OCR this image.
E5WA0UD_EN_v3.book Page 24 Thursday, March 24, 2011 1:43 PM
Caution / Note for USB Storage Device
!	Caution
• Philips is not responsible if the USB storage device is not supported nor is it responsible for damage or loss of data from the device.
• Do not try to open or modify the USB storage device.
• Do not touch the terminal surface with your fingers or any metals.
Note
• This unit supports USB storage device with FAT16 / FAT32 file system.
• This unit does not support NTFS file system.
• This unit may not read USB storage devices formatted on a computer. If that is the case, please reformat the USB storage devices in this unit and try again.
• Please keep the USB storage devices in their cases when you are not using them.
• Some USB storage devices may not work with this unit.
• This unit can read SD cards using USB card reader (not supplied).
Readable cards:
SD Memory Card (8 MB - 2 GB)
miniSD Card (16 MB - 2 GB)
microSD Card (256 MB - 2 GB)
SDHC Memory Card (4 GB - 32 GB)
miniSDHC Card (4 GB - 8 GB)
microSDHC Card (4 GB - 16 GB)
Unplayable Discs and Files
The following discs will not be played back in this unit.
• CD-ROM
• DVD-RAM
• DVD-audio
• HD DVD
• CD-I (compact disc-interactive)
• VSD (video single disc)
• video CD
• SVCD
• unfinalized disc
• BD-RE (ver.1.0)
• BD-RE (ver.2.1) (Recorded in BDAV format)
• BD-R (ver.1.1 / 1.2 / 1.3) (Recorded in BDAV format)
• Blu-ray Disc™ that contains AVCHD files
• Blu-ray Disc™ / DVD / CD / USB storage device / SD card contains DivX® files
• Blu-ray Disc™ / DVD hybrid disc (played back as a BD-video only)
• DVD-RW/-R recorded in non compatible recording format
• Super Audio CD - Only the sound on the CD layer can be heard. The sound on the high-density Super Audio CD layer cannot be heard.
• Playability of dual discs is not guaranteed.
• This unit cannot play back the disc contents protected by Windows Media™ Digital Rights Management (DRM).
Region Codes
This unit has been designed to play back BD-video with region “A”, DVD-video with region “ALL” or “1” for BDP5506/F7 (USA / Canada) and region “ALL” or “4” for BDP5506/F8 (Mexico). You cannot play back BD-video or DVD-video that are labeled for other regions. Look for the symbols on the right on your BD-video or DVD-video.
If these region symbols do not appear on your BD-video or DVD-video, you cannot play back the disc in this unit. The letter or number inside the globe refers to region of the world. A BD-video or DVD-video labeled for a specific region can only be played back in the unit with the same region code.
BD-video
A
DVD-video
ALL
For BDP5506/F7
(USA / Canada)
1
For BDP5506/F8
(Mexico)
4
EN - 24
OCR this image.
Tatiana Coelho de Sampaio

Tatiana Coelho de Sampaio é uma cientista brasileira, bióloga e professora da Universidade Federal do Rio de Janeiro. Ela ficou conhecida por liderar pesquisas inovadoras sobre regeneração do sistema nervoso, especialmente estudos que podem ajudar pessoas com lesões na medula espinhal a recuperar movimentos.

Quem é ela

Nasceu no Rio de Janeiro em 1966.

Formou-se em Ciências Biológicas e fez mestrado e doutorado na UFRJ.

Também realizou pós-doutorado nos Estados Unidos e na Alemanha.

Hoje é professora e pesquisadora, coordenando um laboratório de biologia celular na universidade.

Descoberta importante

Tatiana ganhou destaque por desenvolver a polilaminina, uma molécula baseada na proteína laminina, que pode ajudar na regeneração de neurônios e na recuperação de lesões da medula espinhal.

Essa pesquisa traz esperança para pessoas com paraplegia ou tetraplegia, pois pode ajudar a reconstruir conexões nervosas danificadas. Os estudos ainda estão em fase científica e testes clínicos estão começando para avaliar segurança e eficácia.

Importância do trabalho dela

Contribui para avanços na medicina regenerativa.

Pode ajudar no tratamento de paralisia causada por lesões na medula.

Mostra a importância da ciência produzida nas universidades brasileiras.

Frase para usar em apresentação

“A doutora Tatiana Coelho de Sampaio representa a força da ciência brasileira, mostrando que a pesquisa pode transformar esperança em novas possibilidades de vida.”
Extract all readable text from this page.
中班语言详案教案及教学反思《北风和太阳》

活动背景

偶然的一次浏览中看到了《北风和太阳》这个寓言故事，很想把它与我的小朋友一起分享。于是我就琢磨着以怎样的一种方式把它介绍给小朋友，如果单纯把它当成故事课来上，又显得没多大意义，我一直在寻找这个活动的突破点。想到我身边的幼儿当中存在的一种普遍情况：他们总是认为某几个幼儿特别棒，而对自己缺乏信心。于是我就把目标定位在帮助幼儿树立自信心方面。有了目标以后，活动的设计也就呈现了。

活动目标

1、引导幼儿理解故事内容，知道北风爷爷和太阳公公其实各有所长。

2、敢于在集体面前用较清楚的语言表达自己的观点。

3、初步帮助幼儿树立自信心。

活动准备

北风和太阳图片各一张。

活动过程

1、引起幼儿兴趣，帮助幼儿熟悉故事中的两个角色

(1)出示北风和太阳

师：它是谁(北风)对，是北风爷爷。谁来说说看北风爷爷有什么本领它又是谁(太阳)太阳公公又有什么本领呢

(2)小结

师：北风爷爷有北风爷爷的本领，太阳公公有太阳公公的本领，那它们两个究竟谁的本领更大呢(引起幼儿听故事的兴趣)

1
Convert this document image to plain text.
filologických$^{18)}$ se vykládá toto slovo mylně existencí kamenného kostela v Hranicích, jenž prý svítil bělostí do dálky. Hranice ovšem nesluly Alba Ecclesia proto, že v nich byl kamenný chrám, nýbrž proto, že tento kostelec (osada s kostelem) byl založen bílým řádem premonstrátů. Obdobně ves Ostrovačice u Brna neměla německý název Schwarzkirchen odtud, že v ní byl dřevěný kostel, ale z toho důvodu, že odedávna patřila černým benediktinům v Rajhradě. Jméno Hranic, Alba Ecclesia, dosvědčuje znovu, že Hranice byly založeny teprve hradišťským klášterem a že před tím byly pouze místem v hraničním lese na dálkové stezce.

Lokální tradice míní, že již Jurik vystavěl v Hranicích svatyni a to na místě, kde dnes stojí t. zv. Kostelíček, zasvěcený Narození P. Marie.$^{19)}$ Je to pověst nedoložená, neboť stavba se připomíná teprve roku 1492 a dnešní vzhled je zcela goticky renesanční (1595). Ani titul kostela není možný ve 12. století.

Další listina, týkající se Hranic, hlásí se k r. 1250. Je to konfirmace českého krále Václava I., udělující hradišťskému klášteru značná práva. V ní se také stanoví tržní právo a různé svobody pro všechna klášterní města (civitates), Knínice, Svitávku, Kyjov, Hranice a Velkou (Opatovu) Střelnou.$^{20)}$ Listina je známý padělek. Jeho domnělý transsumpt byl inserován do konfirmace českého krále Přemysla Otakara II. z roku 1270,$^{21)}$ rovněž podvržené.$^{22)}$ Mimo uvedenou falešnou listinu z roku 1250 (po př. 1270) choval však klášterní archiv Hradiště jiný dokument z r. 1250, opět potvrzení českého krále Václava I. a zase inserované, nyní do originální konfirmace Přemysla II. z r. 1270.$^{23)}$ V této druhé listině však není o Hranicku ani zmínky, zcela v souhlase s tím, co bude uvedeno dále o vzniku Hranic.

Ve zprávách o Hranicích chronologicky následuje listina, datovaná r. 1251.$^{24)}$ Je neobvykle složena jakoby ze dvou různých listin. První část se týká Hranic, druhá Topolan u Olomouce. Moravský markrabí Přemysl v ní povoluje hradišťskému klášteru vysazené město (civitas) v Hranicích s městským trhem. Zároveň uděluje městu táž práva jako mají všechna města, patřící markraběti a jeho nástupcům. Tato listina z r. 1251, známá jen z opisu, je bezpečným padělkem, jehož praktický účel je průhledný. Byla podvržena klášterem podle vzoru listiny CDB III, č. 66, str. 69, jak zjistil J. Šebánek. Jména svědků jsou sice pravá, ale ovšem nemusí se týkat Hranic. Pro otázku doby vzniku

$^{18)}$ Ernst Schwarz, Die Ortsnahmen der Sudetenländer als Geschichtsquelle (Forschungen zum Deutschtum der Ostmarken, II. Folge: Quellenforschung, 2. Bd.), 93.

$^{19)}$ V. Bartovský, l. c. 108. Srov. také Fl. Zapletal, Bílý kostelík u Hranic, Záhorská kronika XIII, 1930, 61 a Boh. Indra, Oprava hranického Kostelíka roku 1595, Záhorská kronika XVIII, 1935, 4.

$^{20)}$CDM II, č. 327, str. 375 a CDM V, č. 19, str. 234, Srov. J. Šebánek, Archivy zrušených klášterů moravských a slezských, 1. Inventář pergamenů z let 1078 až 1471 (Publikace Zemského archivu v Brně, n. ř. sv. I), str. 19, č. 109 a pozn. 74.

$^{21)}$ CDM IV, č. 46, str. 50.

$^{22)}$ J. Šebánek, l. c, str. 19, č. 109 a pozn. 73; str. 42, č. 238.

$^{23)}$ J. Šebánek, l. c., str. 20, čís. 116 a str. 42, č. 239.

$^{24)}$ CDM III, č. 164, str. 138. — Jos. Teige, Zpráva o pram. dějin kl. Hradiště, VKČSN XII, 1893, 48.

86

━━━━━━━━━━━━━━━━

REQUIREMENT
Give only the number of lines in the entries above that contain the string "symbols".

REPLY
2